Exercise. Find how many lines hold the word "your" and give that number only.

Data entries
↓

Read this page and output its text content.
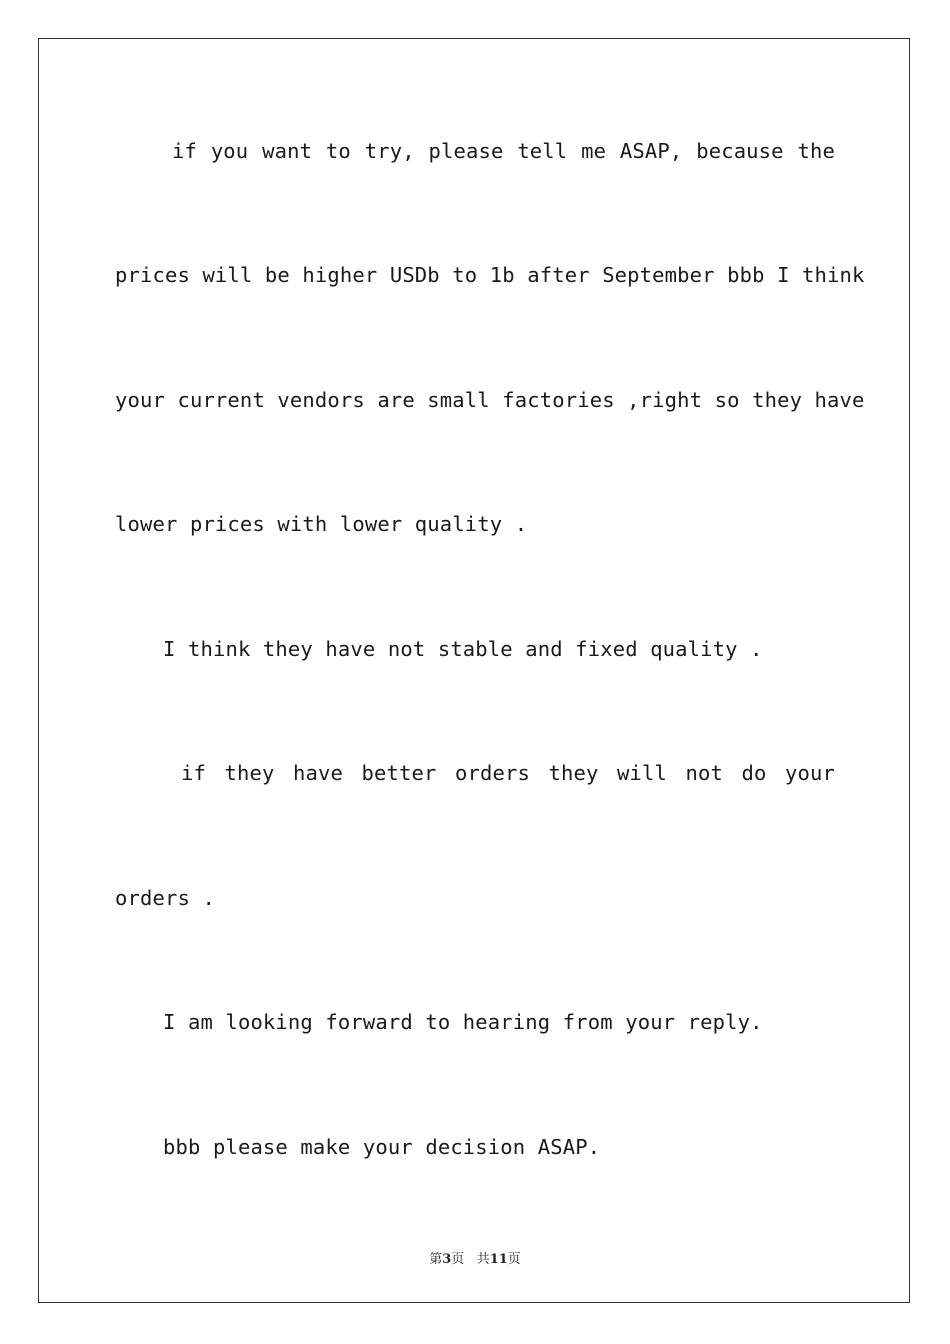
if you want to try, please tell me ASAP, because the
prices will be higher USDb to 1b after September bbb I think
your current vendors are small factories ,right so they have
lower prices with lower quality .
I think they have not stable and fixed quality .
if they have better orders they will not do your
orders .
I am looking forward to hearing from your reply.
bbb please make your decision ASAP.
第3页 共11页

↑
↓

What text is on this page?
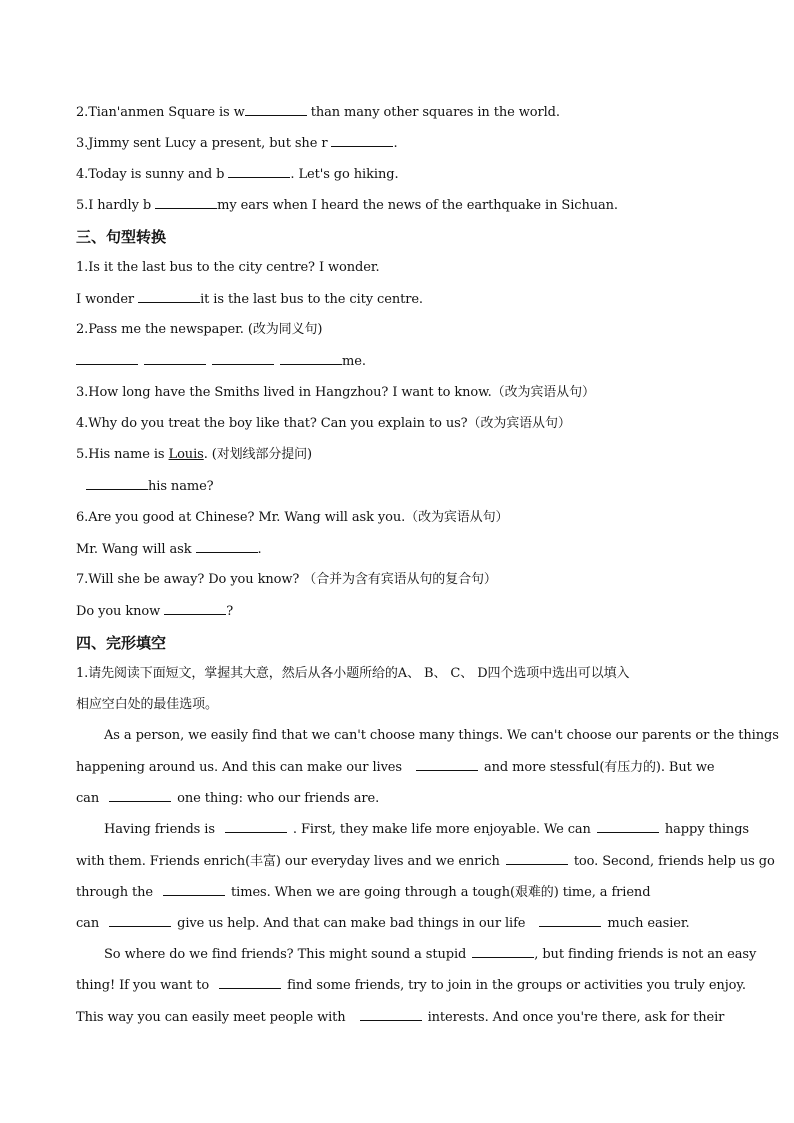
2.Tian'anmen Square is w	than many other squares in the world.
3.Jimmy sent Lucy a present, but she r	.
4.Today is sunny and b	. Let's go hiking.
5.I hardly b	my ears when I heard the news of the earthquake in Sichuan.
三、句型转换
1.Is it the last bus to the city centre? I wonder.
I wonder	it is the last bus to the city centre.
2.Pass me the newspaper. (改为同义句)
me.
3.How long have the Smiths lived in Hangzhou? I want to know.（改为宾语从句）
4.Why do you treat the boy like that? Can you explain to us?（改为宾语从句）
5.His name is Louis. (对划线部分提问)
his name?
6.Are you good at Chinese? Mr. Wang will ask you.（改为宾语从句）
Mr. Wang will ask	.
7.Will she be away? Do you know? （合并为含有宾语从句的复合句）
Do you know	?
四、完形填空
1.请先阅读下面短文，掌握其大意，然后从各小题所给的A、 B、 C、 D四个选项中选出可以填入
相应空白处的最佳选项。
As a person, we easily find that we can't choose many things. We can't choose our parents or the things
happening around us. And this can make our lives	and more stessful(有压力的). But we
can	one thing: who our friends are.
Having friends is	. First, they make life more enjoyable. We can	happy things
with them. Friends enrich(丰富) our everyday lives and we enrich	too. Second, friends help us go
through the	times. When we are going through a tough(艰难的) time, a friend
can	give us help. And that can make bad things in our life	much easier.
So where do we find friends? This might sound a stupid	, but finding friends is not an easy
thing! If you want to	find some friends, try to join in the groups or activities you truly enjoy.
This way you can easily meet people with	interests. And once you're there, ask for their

↑

Result of this task. 4